● Stated task: Tally the lines that include the word "vektor" and reply with nothing but the total.

● Provided entries:
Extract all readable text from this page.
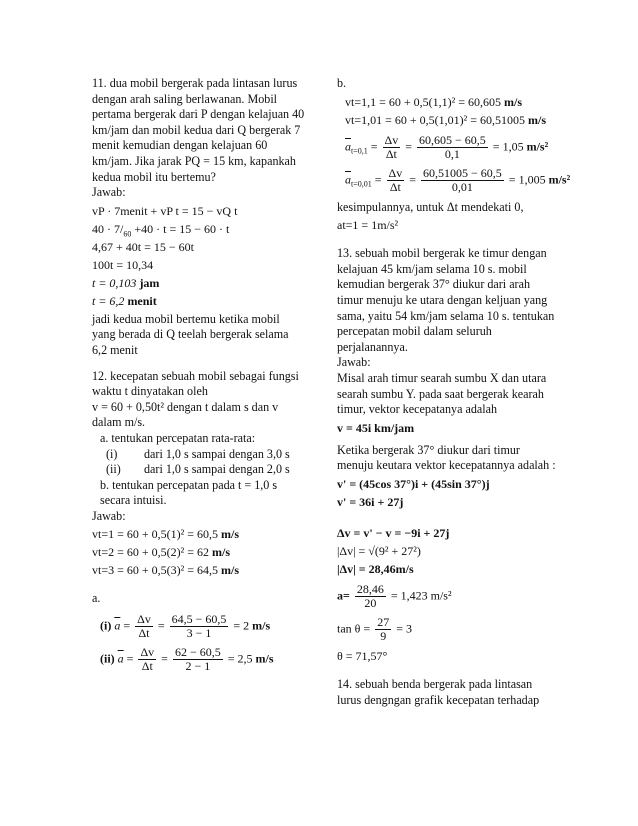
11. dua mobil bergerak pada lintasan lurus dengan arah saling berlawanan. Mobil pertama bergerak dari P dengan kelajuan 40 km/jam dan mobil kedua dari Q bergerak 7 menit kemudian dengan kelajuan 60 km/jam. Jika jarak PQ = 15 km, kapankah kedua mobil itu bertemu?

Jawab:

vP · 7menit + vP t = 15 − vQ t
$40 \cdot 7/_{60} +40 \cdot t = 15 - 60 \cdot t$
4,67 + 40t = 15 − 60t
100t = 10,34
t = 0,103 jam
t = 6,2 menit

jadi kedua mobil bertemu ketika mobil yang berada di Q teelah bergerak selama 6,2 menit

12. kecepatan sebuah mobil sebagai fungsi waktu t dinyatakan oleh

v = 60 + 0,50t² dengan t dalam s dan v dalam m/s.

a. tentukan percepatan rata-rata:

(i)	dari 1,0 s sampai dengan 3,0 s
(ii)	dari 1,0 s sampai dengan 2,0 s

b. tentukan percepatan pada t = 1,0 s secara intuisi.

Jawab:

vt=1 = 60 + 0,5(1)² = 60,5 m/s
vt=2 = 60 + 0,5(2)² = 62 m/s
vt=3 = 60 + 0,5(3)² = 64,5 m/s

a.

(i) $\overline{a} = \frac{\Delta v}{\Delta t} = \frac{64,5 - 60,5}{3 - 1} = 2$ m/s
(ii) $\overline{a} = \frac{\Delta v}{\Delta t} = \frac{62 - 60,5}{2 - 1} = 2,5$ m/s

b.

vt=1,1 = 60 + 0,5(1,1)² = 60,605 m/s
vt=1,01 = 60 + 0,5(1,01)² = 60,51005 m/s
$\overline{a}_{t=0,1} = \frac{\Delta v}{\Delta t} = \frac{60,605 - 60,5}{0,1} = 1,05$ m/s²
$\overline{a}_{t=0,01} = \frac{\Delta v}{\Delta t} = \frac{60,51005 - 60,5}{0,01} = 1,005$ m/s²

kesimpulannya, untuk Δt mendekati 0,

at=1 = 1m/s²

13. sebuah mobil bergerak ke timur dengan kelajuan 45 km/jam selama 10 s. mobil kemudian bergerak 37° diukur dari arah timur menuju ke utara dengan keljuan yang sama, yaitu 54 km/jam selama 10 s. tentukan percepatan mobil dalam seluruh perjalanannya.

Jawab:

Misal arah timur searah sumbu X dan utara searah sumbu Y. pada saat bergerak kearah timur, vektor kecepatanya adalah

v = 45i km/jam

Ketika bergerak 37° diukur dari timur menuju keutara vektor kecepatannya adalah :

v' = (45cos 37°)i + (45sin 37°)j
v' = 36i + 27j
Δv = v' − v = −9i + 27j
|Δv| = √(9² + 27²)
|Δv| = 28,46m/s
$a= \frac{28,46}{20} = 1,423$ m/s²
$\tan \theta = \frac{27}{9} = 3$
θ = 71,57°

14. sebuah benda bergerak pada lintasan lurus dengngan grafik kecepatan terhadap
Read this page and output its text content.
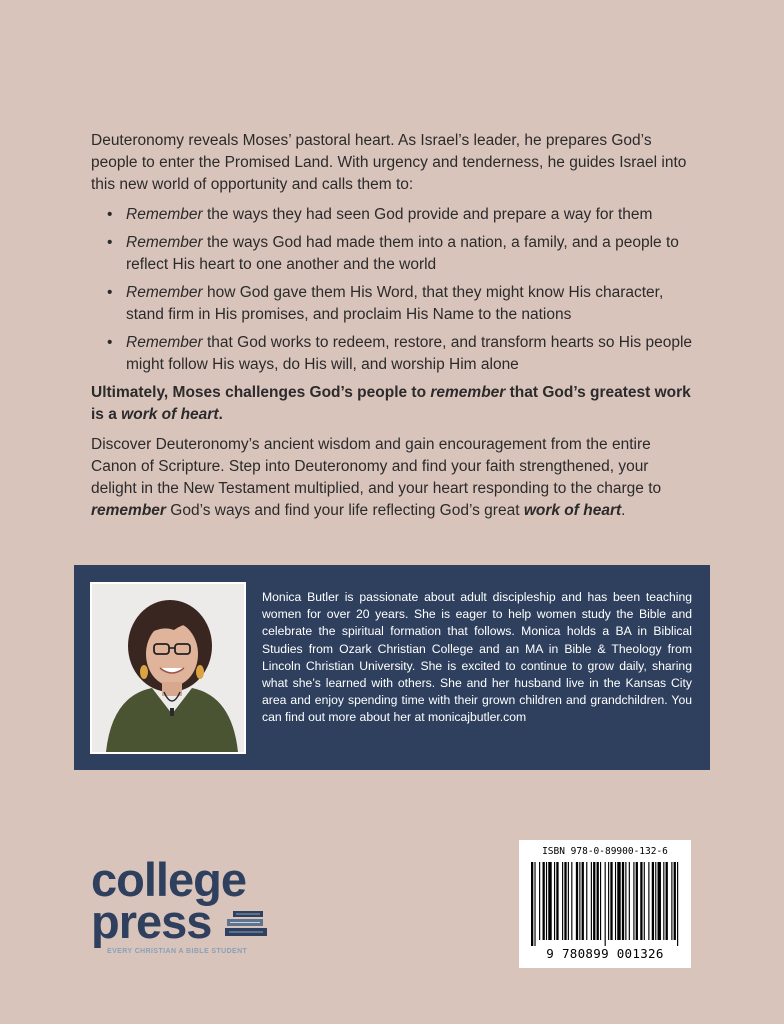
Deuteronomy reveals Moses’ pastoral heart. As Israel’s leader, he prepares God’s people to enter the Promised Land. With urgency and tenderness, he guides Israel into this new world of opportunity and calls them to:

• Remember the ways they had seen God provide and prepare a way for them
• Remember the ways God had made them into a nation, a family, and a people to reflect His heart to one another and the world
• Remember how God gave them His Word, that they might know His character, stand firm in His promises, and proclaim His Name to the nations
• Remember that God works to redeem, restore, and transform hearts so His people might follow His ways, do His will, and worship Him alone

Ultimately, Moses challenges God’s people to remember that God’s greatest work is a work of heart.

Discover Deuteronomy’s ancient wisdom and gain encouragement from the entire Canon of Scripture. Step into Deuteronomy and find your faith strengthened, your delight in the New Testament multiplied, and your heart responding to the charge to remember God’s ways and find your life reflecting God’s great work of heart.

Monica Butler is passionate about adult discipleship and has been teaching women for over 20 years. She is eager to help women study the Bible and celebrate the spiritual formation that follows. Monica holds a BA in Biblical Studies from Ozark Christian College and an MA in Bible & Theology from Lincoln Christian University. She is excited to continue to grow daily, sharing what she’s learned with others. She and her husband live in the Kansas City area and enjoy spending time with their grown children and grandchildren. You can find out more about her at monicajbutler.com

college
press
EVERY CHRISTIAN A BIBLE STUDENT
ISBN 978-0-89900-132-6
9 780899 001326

● Reply: 2